Exercise directions: Please copy all the lines that follow, word for word.

Information given:
--- start ---

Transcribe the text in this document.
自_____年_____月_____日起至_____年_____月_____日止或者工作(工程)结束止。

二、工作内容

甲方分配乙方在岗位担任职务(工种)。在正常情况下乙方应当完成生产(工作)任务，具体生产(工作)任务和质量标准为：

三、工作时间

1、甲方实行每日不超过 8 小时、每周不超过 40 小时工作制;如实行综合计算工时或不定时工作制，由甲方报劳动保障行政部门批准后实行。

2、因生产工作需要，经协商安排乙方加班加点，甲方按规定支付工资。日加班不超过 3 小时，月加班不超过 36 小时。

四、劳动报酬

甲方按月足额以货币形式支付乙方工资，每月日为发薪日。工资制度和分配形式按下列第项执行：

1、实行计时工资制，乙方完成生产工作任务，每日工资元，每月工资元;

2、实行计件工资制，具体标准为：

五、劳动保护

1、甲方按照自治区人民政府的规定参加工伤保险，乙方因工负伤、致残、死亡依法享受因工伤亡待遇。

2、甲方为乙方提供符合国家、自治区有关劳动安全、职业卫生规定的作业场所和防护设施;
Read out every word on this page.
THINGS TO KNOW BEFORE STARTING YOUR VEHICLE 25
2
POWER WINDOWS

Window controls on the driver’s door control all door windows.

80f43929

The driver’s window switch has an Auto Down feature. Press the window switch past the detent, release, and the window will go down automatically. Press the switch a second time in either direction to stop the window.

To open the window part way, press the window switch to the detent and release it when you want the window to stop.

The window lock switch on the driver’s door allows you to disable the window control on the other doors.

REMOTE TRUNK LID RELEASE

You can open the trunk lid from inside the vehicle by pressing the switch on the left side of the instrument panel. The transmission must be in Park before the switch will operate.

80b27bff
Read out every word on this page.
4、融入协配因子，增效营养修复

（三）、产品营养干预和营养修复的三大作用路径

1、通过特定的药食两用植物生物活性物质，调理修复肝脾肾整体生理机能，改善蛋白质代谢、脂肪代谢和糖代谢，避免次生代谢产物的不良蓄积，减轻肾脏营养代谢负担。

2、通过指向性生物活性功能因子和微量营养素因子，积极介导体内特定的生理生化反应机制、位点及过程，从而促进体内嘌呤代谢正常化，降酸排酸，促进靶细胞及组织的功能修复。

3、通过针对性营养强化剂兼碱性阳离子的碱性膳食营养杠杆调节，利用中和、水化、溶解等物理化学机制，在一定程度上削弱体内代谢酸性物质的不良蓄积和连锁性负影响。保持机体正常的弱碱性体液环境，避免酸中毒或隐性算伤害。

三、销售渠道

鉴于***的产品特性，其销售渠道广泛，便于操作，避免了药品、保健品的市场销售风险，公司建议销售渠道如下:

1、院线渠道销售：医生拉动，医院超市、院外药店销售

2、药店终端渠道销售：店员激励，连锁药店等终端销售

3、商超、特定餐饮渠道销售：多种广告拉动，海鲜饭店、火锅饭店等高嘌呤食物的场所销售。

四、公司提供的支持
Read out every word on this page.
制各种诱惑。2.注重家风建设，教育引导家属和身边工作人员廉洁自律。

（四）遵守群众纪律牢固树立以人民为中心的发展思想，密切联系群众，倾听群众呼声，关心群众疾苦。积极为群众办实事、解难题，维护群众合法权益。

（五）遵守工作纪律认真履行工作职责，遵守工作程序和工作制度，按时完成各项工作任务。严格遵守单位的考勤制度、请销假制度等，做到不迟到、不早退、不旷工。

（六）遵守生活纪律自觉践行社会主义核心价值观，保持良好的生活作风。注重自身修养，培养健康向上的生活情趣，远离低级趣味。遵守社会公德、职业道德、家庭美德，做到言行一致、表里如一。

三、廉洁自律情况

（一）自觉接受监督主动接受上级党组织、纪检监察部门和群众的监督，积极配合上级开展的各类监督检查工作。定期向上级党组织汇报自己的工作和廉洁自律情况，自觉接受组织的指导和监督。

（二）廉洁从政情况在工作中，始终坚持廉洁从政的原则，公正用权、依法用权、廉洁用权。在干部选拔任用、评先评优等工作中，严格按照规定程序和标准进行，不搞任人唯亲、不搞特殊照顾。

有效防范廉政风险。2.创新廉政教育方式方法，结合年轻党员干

--- end ---

Solution:
Transcribe the text in this document.
自_____年_____月_____日起至_____年_____月_____日止或者工作(工程)结束止。

二、工作内容

甲方分配乙方在岗位担任职务(工种)。在正常情况下乙方应当完成生产(工作)任务，具体生产(工作)任务和质量标准为：

三、工作时间

1、甲方实行每日不超过 8 小时、每周不超过 40 小时工作制;如实行综合计算工时或不定时工作制，由甲方报劳动保障行政部门批准后实行。

2、因生产工作需要，经协商安排乙方加班加点，甲方按规定支付工资。日加班不超过 3 小时，月加班不超过 36 小时。

四、劳动报酬

甲方按月足额以货币形式支付乙方工资，每月日为发薪日。工资制度和分配形式按下列第项执行：

1、实行计时工资制，乙方完成生产工作任务，每日工资元，每月工资元;

2、实行计件工资制，具体标准为：

五、劳动保护

1、甲方按照自治区人民政府的规定参加工伤保险，乙方因工负伤、致残、死亡依法享受因工伤亡待遇。

2、甲方为乙方提供符合国家、自治区有关劳动安全、职业卫生规定的作业场所和防护设施;
Read out every word on this page.
THINGS TO KNOW BEFORE STARTING YOUR VEHICLE 25
2
POWER WINDOWS

Window controls on the driver’s door control all door windows.

80f43929

The driver’s window switch has an Auto Down feature. Press the window switch past the detent, release, and the window will go down automatically. Press the switch a second time in either direction to stop the window.

To open the window part way, press the window switch to the detent and release it when you want the window to stop.

The window lock switch on the driver’s door allows you to disable the window control on the other doors.

REMOTE TRUNK LID RELEASE

You can open the trunk lid from inside the vehicle by pressing the switch on the left side of the instrument panel. The transmission must be in Park before the switch will operate.

80b27bff
Read out every word on this page.
4、融入协配因子，增效营养修复

（三）、产品营养干预和营养修复的三大作用路径

1、通过特定的药食两用植物生物活性物质，调理修复肝脾肾整体生理机能，改善蛋白质代谢、脂肪代谢和糖代谢，避免次生代谢产物的不良蓄积，减轻肾脏营养代谢负担。

2、通过指向性生物活性功能因子和微量营养素因子，积极介导体内特定的生理生化反应机制、位点及过程，从而促进体内嘌呤代谢正常化，降酸排酸，促进靶细胞及组织的功能修复。

3、通过针对性营养强化剂兼碱性阳离子的碱性膳食营养杠杆调节，利用中和、水化、溶解等物理化学机制，在一定程度上削弱体内代谢酸性物质的不良蓄积和连锁性负影响。保持机体正常的弱碱性体液环境，避免酸中毒或隐性算伤害。

三、销售渠道

鉴于***的产品特性，其销售渠道广泛，便于操作，避免了药品、保健品的市场销售风险，公司建议销售渠道如下:

1、院线渠道销售：医生拉动，医院超市、院外药店销售

2、药店终端渠道销售：店员激励，连锁药店等终端销售

3、商超、特定餐饮渠道销售：多种广告拉动，海鲜饭店、火锅饭店等高嘌呤食物的场所销售。

四、公司提供的支持
Read out every word on this page.
制各种诱惑。2.注重家风建设，教育引导家属和身边工作人员廉洁自律。

（四）遵守群众纪律牢固树立以人民为中心的发展思想，密切联系群众，倾听群众呼声，关心群众疾苦。积极为群众办实事、解难题，维护群众合法权益。

（五）遵守工作纪律认真履行工作职责，遵守工作程序和工作制度，按时完成各项工作任务。严格遵守单位的考勤制度、请销假制度等，做到不迟到、不早退、不旷工。

（六）遵守生活纪律自觉践行社会主义核心价值观，保持良好的生活作风。注重自身修养，培养健康向上的生活情趣，远离低级趣味。遵守社会公德、职业道德、家庭美德，做到言行一致、表里如一。

三、廉洁自律情况

（一）自觉接受监督主动接受上级党组织、纪检监察部门和群众的监督，积极配合上级开展的各类监督检查工作。定期向上级党组织汇报自己的工作和廉洁自律情况，自觉接受组织的指导和监督。

（二）廉洁从政情况在工作中，始终坚持廉洁从政的原则，公正用权、依法用权、廉洁用权。在干部选拔任用、评先评优等工作中，严格按照规定程序和标准进行，不搞任人唯亲、不搞特殊照顾。

有效防范廉政风险。2.创新廉政教育方式方法，结合年轻党员干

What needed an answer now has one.